▶ Supplied entries:
— START —
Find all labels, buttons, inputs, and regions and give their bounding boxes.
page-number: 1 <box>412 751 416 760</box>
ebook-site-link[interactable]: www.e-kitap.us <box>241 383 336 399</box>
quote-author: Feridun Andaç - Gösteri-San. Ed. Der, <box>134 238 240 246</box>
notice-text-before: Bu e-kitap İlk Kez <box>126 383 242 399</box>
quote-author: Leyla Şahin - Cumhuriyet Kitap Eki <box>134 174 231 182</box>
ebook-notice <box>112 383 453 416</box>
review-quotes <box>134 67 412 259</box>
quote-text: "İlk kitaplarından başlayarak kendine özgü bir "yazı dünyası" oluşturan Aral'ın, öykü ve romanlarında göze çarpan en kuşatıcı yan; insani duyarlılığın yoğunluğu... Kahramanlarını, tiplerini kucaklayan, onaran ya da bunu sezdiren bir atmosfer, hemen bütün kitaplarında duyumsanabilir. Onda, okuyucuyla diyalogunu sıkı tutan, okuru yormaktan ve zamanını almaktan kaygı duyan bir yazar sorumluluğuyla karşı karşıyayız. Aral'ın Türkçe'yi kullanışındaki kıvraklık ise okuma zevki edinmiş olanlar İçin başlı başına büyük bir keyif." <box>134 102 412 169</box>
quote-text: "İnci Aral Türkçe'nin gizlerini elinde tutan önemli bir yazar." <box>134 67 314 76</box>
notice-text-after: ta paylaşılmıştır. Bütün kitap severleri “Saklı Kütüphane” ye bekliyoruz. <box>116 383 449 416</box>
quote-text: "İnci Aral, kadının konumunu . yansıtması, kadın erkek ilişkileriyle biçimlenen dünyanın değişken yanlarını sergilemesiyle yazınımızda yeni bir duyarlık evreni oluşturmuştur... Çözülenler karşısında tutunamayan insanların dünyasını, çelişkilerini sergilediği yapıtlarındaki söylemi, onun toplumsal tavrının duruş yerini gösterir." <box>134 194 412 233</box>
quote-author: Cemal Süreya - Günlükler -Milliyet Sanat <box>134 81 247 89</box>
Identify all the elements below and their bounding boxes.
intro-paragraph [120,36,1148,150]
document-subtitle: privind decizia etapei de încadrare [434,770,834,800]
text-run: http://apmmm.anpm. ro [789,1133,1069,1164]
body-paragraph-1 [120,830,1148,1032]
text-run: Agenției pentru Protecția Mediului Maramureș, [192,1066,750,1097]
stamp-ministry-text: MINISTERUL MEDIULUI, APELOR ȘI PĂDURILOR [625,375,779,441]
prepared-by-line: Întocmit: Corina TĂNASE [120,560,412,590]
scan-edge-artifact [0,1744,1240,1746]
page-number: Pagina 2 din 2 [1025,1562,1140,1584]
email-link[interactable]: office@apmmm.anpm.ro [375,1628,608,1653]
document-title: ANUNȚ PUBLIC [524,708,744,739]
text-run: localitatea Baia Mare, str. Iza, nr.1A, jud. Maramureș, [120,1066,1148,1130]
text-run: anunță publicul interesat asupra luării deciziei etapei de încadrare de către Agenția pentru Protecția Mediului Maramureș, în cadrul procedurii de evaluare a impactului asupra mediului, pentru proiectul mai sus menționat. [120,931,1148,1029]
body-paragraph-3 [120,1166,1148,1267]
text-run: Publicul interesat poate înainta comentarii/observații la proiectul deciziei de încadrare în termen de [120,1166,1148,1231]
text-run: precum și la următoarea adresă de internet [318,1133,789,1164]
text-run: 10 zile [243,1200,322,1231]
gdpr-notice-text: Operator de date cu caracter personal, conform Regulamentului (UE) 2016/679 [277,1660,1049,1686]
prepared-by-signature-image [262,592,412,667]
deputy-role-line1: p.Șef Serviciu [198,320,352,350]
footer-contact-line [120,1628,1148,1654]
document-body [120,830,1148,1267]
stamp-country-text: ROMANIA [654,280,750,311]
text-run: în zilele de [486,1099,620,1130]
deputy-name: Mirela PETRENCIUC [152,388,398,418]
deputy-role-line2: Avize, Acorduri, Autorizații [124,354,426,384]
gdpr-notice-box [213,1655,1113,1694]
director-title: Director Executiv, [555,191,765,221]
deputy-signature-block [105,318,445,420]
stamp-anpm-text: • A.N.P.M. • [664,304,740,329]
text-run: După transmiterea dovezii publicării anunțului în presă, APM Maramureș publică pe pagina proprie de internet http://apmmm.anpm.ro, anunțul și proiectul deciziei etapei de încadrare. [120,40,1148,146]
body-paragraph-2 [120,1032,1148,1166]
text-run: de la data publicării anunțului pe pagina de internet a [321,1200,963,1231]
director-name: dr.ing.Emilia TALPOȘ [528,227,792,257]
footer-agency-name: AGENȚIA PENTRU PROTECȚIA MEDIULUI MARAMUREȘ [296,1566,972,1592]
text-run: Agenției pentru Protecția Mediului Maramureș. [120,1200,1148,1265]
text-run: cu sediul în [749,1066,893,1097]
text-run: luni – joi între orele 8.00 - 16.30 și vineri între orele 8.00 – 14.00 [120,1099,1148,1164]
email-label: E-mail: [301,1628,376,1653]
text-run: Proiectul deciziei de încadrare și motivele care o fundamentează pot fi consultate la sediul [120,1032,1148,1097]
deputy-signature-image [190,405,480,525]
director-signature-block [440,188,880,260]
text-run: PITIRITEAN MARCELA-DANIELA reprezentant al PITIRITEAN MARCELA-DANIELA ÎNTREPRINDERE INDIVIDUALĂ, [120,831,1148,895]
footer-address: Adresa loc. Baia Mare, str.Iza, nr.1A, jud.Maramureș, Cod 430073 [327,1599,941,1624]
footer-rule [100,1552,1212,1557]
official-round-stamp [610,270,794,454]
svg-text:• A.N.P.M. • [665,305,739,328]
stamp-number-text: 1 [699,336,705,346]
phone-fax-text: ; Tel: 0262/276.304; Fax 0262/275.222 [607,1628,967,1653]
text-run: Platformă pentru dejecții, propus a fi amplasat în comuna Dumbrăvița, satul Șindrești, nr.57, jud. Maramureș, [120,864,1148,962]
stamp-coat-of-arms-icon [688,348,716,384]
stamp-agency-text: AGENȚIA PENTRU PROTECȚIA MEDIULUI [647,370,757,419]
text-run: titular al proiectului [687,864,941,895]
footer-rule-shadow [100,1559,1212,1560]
— END —
▶ Work required: Which of the lines above contain the string "http"? Copy each one.

▶ Reply:
text-run: http://apmmm.anpm. ro [789,1133,1069,1164]
text-run: După transmiterea dovezii publicării anunțului în presă, APM Maramureș publică pe pagina proprie de internet http://apmmm.anpm.ro, anunțul și proiectul deciziei etapei de încadrare. [120,40,1148,146]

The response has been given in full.